▸ **TUGAS 1**:
Jawablah pertanyaan berikut berdasarkan teks tentang perempuan, karir, dan keluarga.
(a) Menurut Salvicion dan Celis (1998), karena hubungan apa saja dua pribadi atau lebih tergabung dalam keluarga?
(b) Apa yang terdapat di dalam aturan keluarga menurut teks?
(c) Menurut teks, mengapa seorang ayah tidak mungkin menyusui anak?
▸ **TUGAS 2**: Lanjutkan teks tentang perempuan, karir, dan keluarga dari kalimat terakhirnya.

Jumat, 01 Mei 2015

Perempuan, Karir dan Keluarga



Perempuan, Karir dan Keluarga

Sebuah pernyataan semua perempuan adalah ibu, dan semua ibu pasti perempuan, dan saya tidak membutuhkan jawaban anda.

Keluarga
Dinamakan keluarga, Ada ayah, ibu dan anak, dan sistem hubungan yang mengatur komunikasi, dalam proses transformasi nilai dan ajaran yang diatur dalam aturan/sistem. Didalam aturan tersebut terdapat hak dan kewajiban, yang harus dihargai dan dihormati serta dijadikan fokus perhatian, dan dengan aturan tersebut tercipta pola budaya. Hal itu yang akan menjadikan perbedaan antara keluarga satu dengan keluarga yang lainnya.
Menurut Salvicion dan Celis (1998) di dalam keluarga terdapat dua atau lebih dari dua pribadi yang tergabung karena hubungan darah, hubungan perkawinan atau pengangkatan, di hidupnya dalam satu rumah tangga, berinteraksi satu sama lain dan di dalam perannya masing-masing dan menciptakan serta mempertahankan suatu kebudayaan. Peranan keluarga menggambarkan seperangkat perilaku antar pribadi, sifat, kegiatan yang berhubungan dengan pribadi dalam posisi dan situasi tertentu. Peranan pribadi dalam keluarga didasari oleh harapan dan pola perilaku dari keluarga, kelompok dan masyarakat.
Peran dan hubungan ayah [laki-laki] dan ibu [perempuan] dan anak dalam keluarga
Peran dan tanggungjawab seorang anak tidak akan digantikan oleh seorang ayah, begitu pula peran perempuan, yang tidak mungkin juga digantikan oleh seorang ayah. Perang dan tanggungjawab didasarkan hal-hal kodrati, seperti fungsi fisik/organ tubuh dan genetik. Seorang ayah tidak mungkin menyusui anak, sebab ayah tidak memiliki alat vital menyusui, begitu pula seorang ibu tidak mampu melindungi anak dan keluarga karena secara kekuatan fisik sosok ibu lemah, ada sikuls bulanan yang mempengaruhi pola pikir dan kreasi. Tentu, anak tidak mungkin secara cepat mengganti psosisi kedua orang tuanya bagi anak/saudaranya yang lain karena menjadi orang tua membutuhkan proses kedewasaan diri yang panjang, yang harus dilalui dalam perjalanan hidupnya.

▸ **DATA TERSEDIA**:
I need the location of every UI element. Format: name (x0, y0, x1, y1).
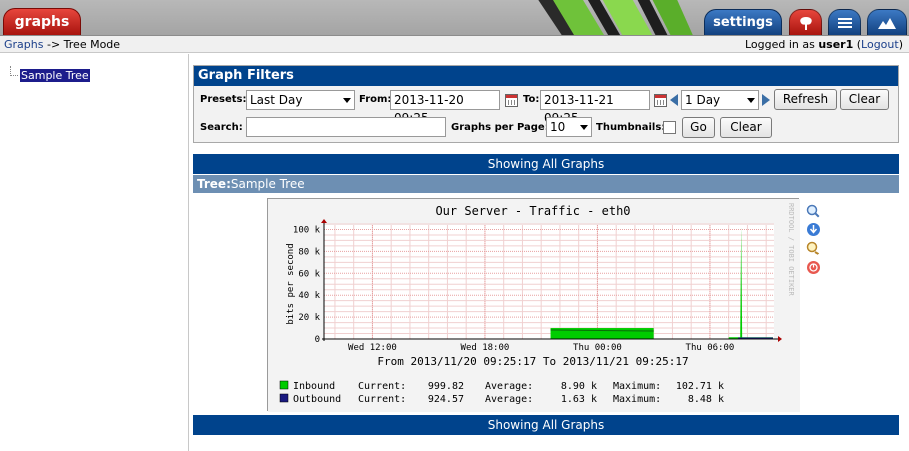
graphs-tab[interactable]: graphs (3, 8, 81, 35)
chevron-down-icon (580, 125, 588, 130)
tree-view-tab[interactable] (789, 9, 822, 35)
graph-filters-panel: Graph Filters Presets: Last Day From: 20… (193, 65, 899, 143)
x-tick-label: Thu 06:00 (686, 343, 735, 353)
legend-text: Inbound (293, 381, 335, 392)
y-tick-label: 80 k (298, 247, 320, 257)
chevron-down-icon (747, 98, 755, 103)
list-view-icon (837, 17, 852, 28)
preview-icon (878, 17, 896, 29)
legend-text: 924.57 (428, 394, 464, 405)
login-prefix: Logged in as (744, 38, 815, 51)
y-tick-label: 20 k (298, 313, 320, 323)
to-date-input[interactable]: 2013-11-21 09:25 (540, 90, 650, 125)
legend-text: 999.82 (428, 381, 464, 392)
graph-filters-title: Graph Filters (194, 66, 898, 86)
graphs-per-page-value: 10 (550, 120, 566, 134)
chart-y-axis-label: bits per second (286, 243, 296, 324)
y-tick-label: 100 k (293, 225, 321, 235)
tree-item-sample-tree[interactable]: Sample Tree (20, 69, 90, 82)
legend-text: 8.48 k (688, 394, 724, 405)
clear-search-button[interactable]: Clear (720, 117, 772, 138)
presets-select[interactable]: Last Day (246, 90, 355, 110)
legend-text: 8.90 k (561, 381, 597, 392)
search-input[interactable] (246, 117, 446, 137)
legend-swatch (279, 393, 289, 403)
legend-swatch (279, 380, 289, 390)
go-button[interactable]: Go (682, 117, 715, 138)
legend-text: Maximum: (613, 381, 661, 392)
legend-text: Current: (358, 381, 406, 392)
list-view-tab[interactable] (828, 9, 861, 35)
cacti-logo (538, 0, 693, 35)
breadcrumb-current: Tree Mode (63, 38, 121, 51)
to-calendar-icon[interactable] (654, 94, 667, 107)
from-date-input[interactable]: 2013-11-20 09:25 (390, 90, 500, 125)
logout-link[interactable]: Logout (861, 38, 899, 51)
presets-label: Presets: (200, 94, 247, 105)
showing-all-graphs-footer: Showing All Graphs (193, 415, 899, 435)
breadcrumb-graphs-link[interactable]: Graphs (4, 38, 43, 51)
shift-right-icon[interactable] (762, 94, 770, 106)
login-user: user1 (818, 38, 854, 51)
timespan-select[interactable]: 1 Day (681, 90, 759, 110)
clear-filters-button[interactable]: Clear (840, 89, 889, 110)
x-tick-label: Wed 12:00 (348, 343, 397, 353)
legend-text: 1.63 k (561, 394, 597, 405)
chart-title: Our Server - Traffic - eth0 (435, 204, 630, 218)
graphs-per-page-select[interactable]: 10 (546, 117, 592, 137)
traffic-chart: Our Server - Traffic - eth0 RRDTOOL / TO… (268, 199, 800, 412)
showing-all-graphs-header: Showing All Graphs (193, 154, 899, 174)
x-tick-label: Thu 00:00 (573, 343, 622, 353)
tree-view-icon (799, 16, 812, 30)
legend-text: Average: (485, 381, 533, 392)
x-tick-label: Wed 18:00 (461, 343, 510, 353)
inbound-area (550, 328, 654, 339)
tree-connector (10, 66, 18, 76)
thumbnails-label: Thumbnails: (596, 122, 666, 133)
graph-tree-panel: Sample Tree (0, 54, 189, 451)
top-navigation: graphs settings (0, 0, 909, 35)
from-label: From: (359, 94, 392, 105)
legend-text: 102.71 k (676, 381, 724, 392)
legend-text: Outbound (293, 394, 341, 405)
refresh-button[interactable]: Refresh (774, 89, 837, 110)
tree-header-name: Sample Tree (230, 177, 305, 191)
settings-tab[interactable]: settings (704, 9, 782, 35)
shift-left-icon[interactable] (670, 94, 678, 106)
export-csv-icon[interactable] (806, 222, 821, 237)
breadcrumb-bar: Graphs -> Tree Mode Logged in as user1 (… (0, 35, 909, 53)
graph-properties-icon[interactable] (806, 241, 821, 256)
zoom-graph-icon[interactable] (806, 204, 821, 219)
from-calendar-icon[interactable] (505, 94, 518, 107)
y-tick-label: 60 k (298, 269, 320, 279)
thumbnails-checkbox[interactable] (663, 121, 676, 134)
chevron-down-icon (343, 98, 351, 103)
traffic-graph[interactable]: Our Server - Traffic - eth0 RRDTOOL / TO… (267, 198, 800, 412)
y-tick-label: 40 k (298, 291, 320, 301)
realtime-icon[interactable] (806, 260, 821, 275)
to-label: To: (523, 94, 540, 105)
legend-text: Maximum: (613, 394, 661, 405)
y-tick-label: 0 (315, 335, 320, 345)
chart-watermark: RRDTOOL / TOBI OETIKER (787, 203, 795, 297)
preview-view-tab[interactable] (867, 9, 907, 35)
login-status: Logged in as user1 (Logout) (744, 38, 903, 51)
breadcrumb: Graphs -> Tree Mode (4, 38, 120, 51)
chart-time-range: From 2013/11/20 09:25:17 To 2013/11/21 0… (377, 355, 688, 368)
breadcrumb-separator: -> (46, 38, 61, 51)
timespan-select-value: 1 Day (685, 93, 721, 107)
tree-header-prefix: Tree: (197, 177, 231, 191)
search-label: Search: (200, 122, 243, 133)
presets-select-value: Last Day (250, 93, 303, 107)
tree-header: Tree:Sample Tree (193, 175, 899, 193)
legend-text: Current: (358, 394, 406, 405)
legend-text: Average: (485, 394, 533, 405)
graphs-per-page-label: Graphs per Page: (451, 122, 549, 133)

▸ **JAWABAN 1**:
(a) Karena hubungan darah, hubungan perkawinan, atau pengangkatan.
(b) Hak dan kewajiban.
(c) Karena ayah tidak memiliki alat vital menyusui.

▸ **JAWABAN 2**:
Jadi, Laki-laki sebagai suami dari istri dan ayah dari anak-anaknya, berperan sebagai pencari nafkah, pendidik, pelindung dan pemberi rasa aman, sebagai kepala keluarga, sebagai anggota dari kelompok sosialnya serta sebagai anggota dari kelompok sosialnya serta sebagai anggota masyarakat dari lingkungannya.
Dan, Perempuan sebagai istri dan ibu dari anak-anaknya, mempunyai peranan untuk mengurus rumah tangga, sebagai pengasuh dan pendidik anak-anaknya, pelindung dan sebagai salah satu kelompok dari peranan sosialnya serta sebagai anggota masyarakat dari lingkungannya, disamping itu juga ibu dapat berperan sebagai pencari nafkah tambahan dalam keluarganya. Serta, Anak-anak melaksanakan peranan psikosial sesuai dengan tingkat perkembangannya baik fisik, mental, sosial, dan spiritual.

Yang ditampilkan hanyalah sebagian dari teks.